- Your task
Determine which lines contain the word "wellness", then copy those lines.

- Stored data
---------------
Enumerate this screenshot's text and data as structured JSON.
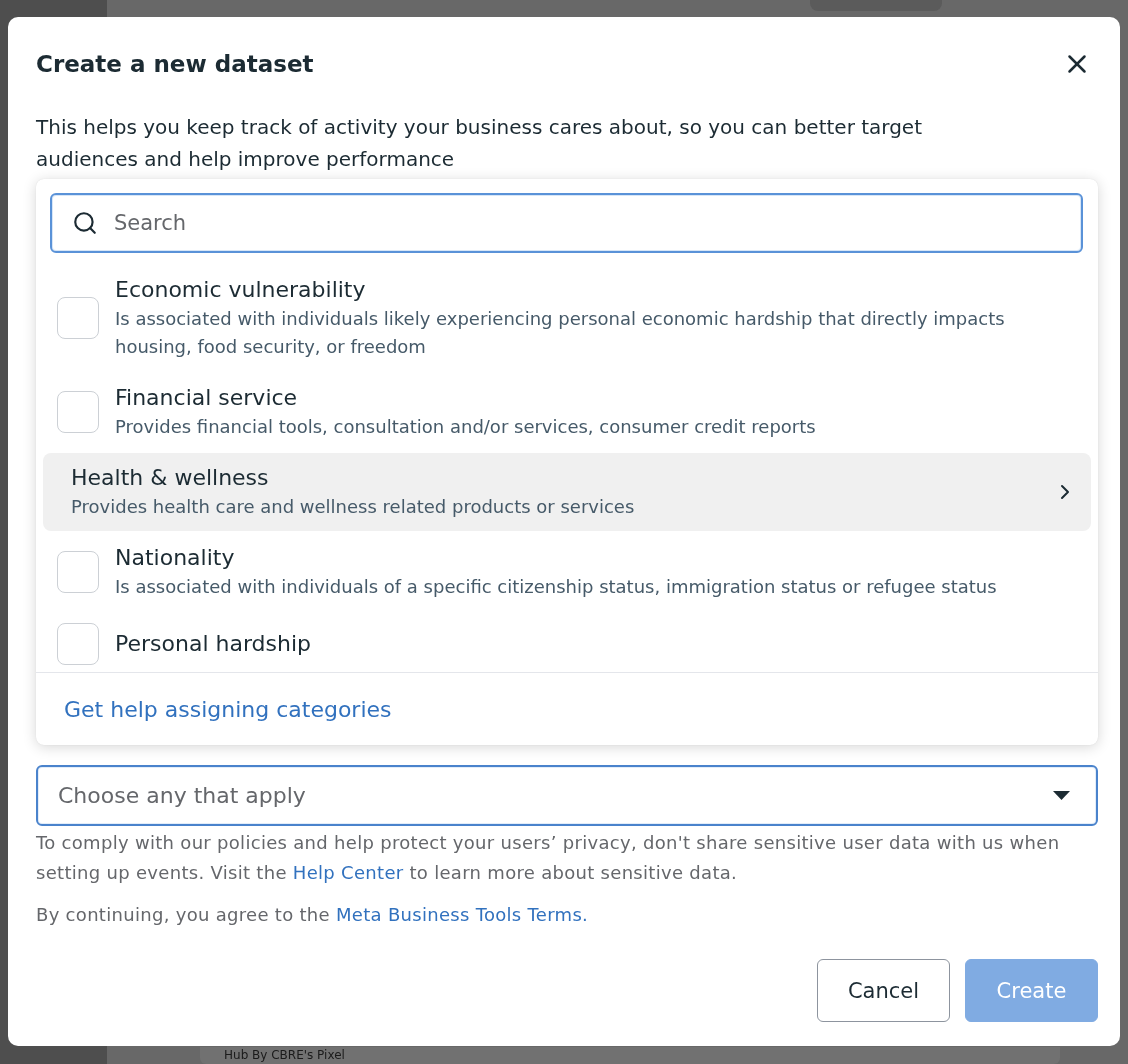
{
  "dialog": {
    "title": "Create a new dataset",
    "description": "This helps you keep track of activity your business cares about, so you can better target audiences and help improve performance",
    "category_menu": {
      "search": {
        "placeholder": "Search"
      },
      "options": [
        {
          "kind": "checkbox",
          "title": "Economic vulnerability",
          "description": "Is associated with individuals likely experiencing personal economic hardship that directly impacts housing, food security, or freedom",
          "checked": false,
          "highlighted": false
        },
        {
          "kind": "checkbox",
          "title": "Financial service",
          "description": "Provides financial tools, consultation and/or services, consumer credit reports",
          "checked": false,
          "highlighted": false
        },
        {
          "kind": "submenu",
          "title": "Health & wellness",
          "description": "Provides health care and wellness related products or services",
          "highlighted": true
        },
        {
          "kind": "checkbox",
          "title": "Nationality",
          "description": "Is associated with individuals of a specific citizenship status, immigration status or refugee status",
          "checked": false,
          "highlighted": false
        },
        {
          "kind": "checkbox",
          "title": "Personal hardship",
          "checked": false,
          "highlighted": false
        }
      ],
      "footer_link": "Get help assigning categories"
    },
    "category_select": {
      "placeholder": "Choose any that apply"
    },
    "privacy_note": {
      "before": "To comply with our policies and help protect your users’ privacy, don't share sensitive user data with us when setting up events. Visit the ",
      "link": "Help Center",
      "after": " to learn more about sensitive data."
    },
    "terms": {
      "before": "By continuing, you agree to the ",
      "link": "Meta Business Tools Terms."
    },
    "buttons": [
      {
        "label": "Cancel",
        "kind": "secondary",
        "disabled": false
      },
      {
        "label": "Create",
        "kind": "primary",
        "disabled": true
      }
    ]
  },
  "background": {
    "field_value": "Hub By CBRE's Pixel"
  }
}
---------------
- Correct response
          "title": "Health & wellness",
          "description": "Provides health care and wellness related products or services",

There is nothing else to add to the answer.